Record excerpts -
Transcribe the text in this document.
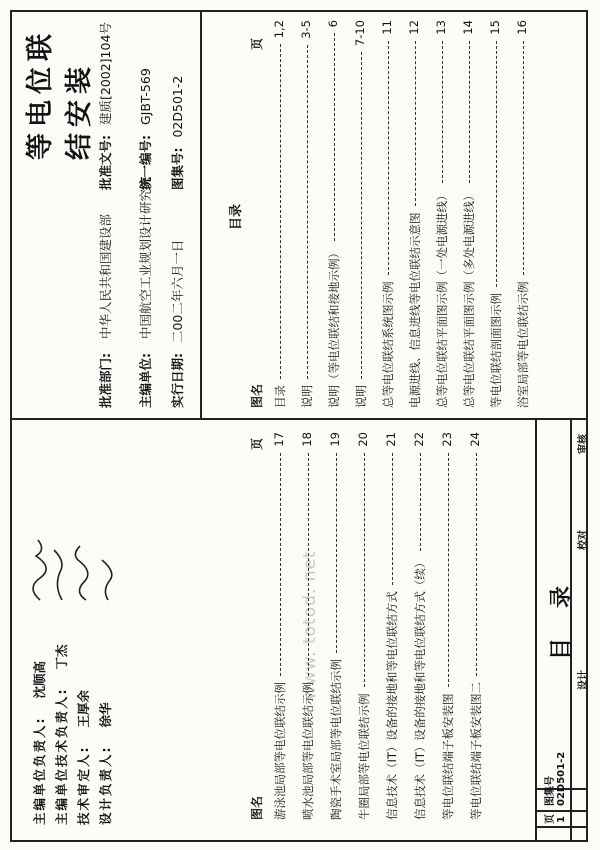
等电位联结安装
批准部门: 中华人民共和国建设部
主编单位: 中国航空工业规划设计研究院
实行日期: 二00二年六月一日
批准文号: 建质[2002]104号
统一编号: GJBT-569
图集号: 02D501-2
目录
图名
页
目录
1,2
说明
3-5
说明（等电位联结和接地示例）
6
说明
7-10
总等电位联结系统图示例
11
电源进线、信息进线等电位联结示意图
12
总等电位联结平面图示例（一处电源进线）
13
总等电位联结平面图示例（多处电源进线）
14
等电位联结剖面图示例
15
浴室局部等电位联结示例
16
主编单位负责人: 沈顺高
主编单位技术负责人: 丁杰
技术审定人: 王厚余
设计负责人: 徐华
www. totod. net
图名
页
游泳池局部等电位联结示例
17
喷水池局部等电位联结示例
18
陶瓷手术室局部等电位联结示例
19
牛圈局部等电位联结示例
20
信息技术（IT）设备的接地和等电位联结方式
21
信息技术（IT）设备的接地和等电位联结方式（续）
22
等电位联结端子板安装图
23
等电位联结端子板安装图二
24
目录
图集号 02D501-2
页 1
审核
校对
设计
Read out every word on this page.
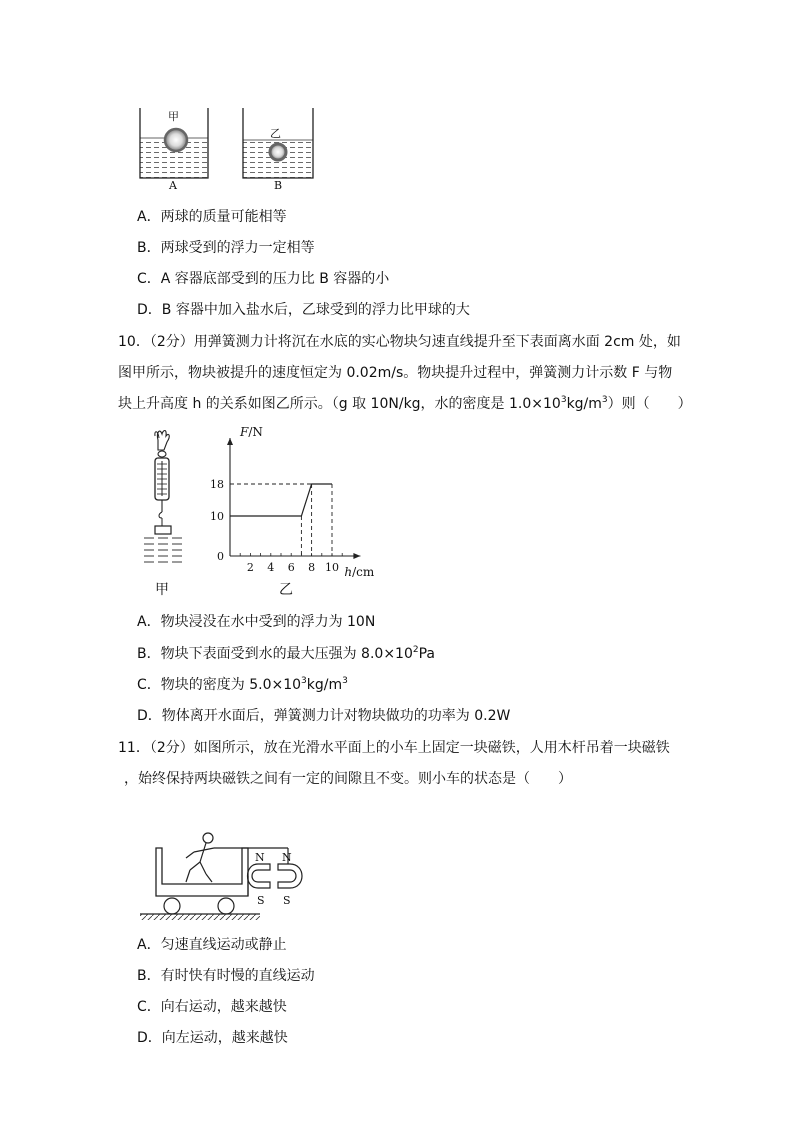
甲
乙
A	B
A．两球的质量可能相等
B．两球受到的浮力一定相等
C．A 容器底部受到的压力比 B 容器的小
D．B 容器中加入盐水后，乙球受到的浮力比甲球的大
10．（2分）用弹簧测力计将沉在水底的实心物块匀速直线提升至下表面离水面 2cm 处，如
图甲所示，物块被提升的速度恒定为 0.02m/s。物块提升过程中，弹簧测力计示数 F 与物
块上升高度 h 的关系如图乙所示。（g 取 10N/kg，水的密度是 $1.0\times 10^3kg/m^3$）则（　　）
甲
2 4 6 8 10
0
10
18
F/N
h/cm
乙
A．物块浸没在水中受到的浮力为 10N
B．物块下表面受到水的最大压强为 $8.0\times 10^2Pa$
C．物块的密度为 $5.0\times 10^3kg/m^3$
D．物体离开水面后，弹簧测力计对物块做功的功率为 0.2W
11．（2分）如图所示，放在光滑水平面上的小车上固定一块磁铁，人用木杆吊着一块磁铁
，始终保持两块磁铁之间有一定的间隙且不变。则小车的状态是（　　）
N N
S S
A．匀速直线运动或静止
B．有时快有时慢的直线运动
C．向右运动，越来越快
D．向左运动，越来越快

--

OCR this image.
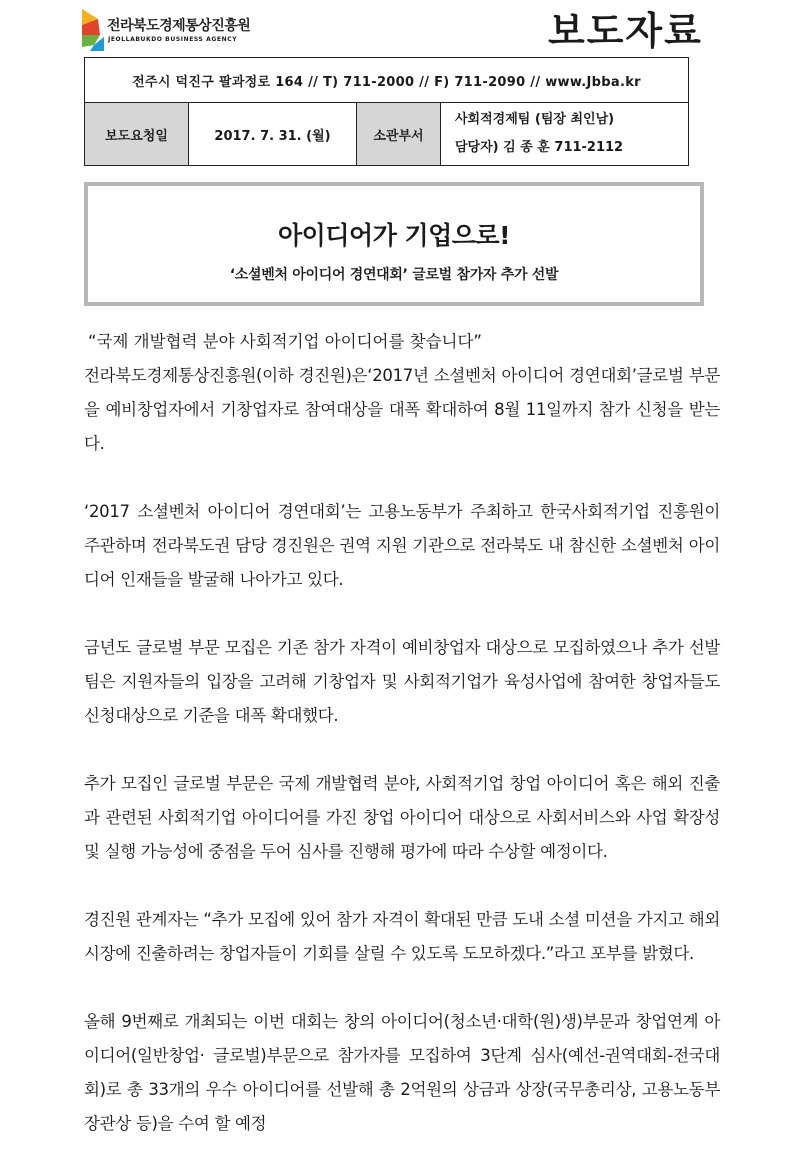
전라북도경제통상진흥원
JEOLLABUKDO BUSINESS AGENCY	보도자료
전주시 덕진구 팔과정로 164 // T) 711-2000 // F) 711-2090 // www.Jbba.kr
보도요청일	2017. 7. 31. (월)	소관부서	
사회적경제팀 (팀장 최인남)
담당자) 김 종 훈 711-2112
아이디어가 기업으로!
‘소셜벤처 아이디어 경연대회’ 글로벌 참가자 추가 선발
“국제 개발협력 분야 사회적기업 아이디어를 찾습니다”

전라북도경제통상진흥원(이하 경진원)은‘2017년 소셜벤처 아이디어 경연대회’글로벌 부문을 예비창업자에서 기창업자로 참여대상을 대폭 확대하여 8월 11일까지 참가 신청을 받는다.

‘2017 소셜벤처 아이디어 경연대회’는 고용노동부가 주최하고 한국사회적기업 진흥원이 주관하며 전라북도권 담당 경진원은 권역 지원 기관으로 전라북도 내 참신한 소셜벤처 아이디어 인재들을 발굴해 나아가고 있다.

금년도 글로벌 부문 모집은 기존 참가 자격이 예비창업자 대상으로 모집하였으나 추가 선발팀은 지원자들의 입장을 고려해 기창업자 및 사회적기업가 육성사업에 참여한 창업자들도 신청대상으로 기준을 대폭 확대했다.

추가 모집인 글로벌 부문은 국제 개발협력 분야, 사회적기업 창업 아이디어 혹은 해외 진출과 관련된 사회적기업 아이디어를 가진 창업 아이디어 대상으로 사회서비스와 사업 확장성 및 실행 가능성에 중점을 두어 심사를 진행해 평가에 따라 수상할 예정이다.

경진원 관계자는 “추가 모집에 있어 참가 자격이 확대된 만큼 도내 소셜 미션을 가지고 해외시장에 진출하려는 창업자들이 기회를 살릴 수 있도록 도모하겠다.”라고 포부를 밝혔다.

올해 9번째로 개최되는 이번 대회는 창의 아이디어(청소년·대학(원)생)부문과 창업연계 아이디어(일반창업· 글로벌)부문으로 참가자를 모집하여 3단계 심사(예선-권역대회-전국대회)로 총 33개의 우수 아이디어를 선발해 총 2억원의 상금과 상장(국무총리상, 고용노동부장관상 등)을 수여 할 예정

Exercise requirements -
From the listing above, copy out each line where the word "전라북도경제통상진흥원" appears.

Result of this exercise -
전라북도경제통상진흥원
전라북도경제통상진흥원(이하 경진원)은‘2017년 소셜벤처 아이디어 경연대회’글로벌 부문을 예비창업자에서 기창업자로 참여대상을 대폭 확대하여 8월 11일까지 참가 신청을 받는다.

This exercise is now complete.